Output the data below in full, byte for byte. Nothing may differ.
— BEGIN Data to process —
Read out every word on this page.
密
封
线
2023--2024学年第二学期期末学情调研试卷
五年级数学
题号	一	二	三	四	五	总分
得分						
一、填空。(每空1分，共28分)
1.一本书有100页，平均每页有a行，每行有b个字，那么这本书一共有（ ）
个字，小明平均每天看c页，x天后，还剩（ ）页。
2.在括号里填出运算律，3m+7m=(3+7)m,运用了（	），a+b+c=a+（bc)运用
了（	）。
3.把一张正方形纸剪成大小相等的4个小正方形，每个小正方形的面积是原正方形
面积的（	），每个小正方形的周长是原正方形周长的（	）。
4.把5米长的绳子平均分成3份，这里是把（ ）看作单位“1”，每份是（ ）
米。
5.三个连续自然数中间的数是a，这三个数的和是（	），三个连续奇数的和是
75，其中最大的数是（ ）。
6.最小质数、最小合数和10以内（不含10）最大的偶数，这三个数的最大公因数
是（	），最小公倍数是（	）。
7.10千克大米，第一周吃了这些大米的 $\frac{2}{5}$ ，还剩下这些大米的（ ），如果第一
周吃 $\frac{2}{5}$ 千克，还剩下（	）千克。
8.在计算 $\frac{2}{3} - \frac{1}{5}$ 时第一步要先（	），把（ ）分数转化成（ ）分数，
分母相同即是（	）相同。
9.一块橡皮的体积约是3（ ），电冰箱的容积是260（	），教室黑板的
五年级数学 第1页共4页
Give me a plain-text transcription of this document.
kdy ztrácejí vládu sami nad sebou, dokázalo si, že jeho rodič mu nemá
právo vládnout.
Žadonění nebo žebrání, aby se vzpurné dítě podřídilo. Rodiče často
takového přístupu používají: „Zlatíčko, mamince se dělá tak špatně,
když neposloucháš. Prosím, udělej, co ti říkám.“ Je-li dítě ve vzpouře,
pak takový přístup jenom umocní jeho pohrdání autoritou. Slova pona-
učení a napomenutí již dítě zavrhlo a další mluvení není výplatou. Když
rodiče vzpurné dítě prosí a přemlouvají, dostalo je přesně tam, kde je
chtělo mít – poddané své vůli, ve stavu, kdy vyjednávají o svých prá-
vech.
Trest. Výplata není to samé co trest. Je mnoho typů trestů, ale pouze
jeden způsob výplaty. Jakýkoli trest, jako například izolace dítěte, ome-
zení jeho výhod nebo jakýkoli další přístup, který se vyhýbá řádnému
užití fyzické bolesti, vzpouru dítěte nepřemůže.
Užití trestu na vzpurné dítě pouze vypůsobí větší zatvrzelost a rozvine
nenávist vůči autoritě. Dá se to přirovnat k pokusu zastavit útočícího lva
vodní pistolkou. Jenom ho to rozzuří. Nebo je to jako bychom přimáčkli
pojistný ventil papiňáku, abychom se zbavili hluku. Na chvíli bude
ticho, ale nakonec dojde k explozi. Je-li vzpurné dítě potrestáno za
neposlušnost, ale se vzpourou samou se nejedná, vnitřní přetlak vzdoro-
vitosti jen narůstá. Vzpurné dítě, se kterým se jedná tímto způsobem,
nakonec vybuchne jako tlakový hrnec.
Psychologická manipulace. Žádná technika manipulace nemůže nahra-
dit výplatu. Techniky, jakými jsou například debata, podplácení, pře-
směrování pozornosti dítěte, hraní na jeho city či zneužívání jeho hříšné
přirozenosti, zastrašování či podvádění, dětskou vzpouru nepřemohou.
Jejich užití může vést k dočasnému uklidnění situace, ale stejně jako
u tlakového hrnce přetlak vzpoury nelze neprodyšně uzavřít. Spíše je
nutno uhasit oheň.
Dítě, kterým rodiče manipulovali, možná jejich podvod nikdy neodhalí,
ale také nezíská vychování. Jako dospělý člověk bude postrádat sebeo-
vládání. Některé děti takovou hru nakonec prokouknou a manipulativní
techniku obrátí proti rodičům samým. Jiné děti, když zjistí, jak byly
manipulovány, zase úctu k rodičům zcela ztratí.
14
— END Data to process —
## Finished answer
Read out every word on this page.
密
封
线
2023--2024学年第二学期期末学情调研试卷
五年级数学
题号	一	二	三	四	五	总分
得分						
一、填空。(每空1分，共28分)
1.一本书有100页，平均每页有a行，每行有b个字，那么这本书一共有（ ）
个字，小明平均每天看c页，x天后，还剩（ ）页。
2.在括号里填出运算律，3m+7m=(3+7)m,运用了（	），a+b+c=a+（bc)运用
了（	）。
3.把一张正方形纸剪成大小相等的4个小正方形，每个小正方形的面积是原正方形
面积的（	），每个小正方形的周长是原正方形周长的（	）。
4.把5米长的绳子平均分成3份，这里是把（ ）看作单位“1”，每份是（ ）
米。
5.三个连续自然数中间的数是a，这三个数的和是（	），三个连续奇数的和是
75，其中最大的数是（ ）。
6.最小质数、最小合数和10以内（不含10）最大的偶数，这三个数的最大公因数
是（	），最小公倍数是（	）。
7.10千克大米，第一周吃了这些大米的 $\frac{2}{5}$ ，还剩下这些大米的（ ），如果第一
周吃 $\frac{2}{5}$ 千克，还剩下（	）千克。
8.在计算 $\frac{2}{3} - \frac{1}{5}$ 时第一步要先（	），把（ ）分数转化成（ ）分数，
分母相同即是（	）相同。
9.一块橡皮的体积约是3（ ），电冰箱的容积是260（	），教室黑板的
五年级数学 第1页共4页
Give me a plain-text transcription of this document.
kdy ztrácejí vládu sami nad sebou, dokázalo si, že jeho rodič mu nemá
právo vládnout.
Žadonění nebo žebrání, aby se vzpurné dítě podřídilo. Rodiče často
takového přístupu používají: „Zlatíčko, mamince se dělá tak špatně,
když neposloucháš. Prosím, udělej, co ti říkám.“ Je-li dítě ve vzpouře,
pak takový přístup jenom umocní jeho pohrdání autoritou. Slova pona-
učení a napomenutí již dítě zavrhlo a další mluvení není výplatou. Když
rodiče vzpurné dítě prosí a přemlouvají, dostalo je přesně tam, kde je
chtělo mít – poddané své vůli, ve stavu, kdy vyjednávají o svých prá-
vech.
Trest. Výplata není to samé co trest. Je mnoho typů trestů, ale pouze
jeden způsob výplaty. Jakýkoli trest, jako například izolace dítěte, ome-
zení jeho výhod nebo jakýkoli další přístup, který se vyhýbá řádnému
užití fyzické bolesti, vzpouru dítěte nepřemůže.
Užití trestu na vzpurné dítě pouze vypůsobí větší zatvrzelost a rozvine
nenávist vůči autoritě. Dá se to přirovnat k pokusu zastavit útočícího lva
vodní pistolkou. Jenom ho to rozzuří. Nebo je to jako bychom přimáčkli
pojistný ventil papiňáku, abychom se zbavili hluku. Na chvíli bude
ticho, ale nakonec dojde k explozi. Je-li vzpurné dítě potrestáno za
neposlušnost, ale se vzpourou samou se nejedná, vnitřní přetlak vzdoro-
vitosti jen narůstá. Vzpurné dítě, se kterým se jedná tímto způsobem,
nakonec vybuchne jako tlakový hrnec.
Psychologická manipulace. Žádná technika manipulace nemůže nahra-
dit výplatu. Techniky, jakými jsou například debata, podplácení, pře-
směrování pozornosti dítěte, hraní na jeho city či zneužívání jeho hříšné
přirozenosti, zastrašování či podvádění, dětskou vzpouru nepřemohou.
Jejich užití může vést k dočasnému uklidnění situace, ale stejně jako
u tlakového hrnce přetlak vzpoury nelze neprodyšně uzavřít. Spíše je
nutno uhasit oheň.
Dítě, kterým rodiče manipulovali, možná jejich podvod nikdy neodhalí,
ale také nezíská vychování. Jako dospělý člověk bude postrádat sebeo-
vládání. Některé děti takovou hru nakonec prokouknou a manipulativní
techniku obrátí proti rodičům samým. Jiné děti, když zjistí, jak byly
manipulovány, zase úctu k rodičům zcela ztratí.
14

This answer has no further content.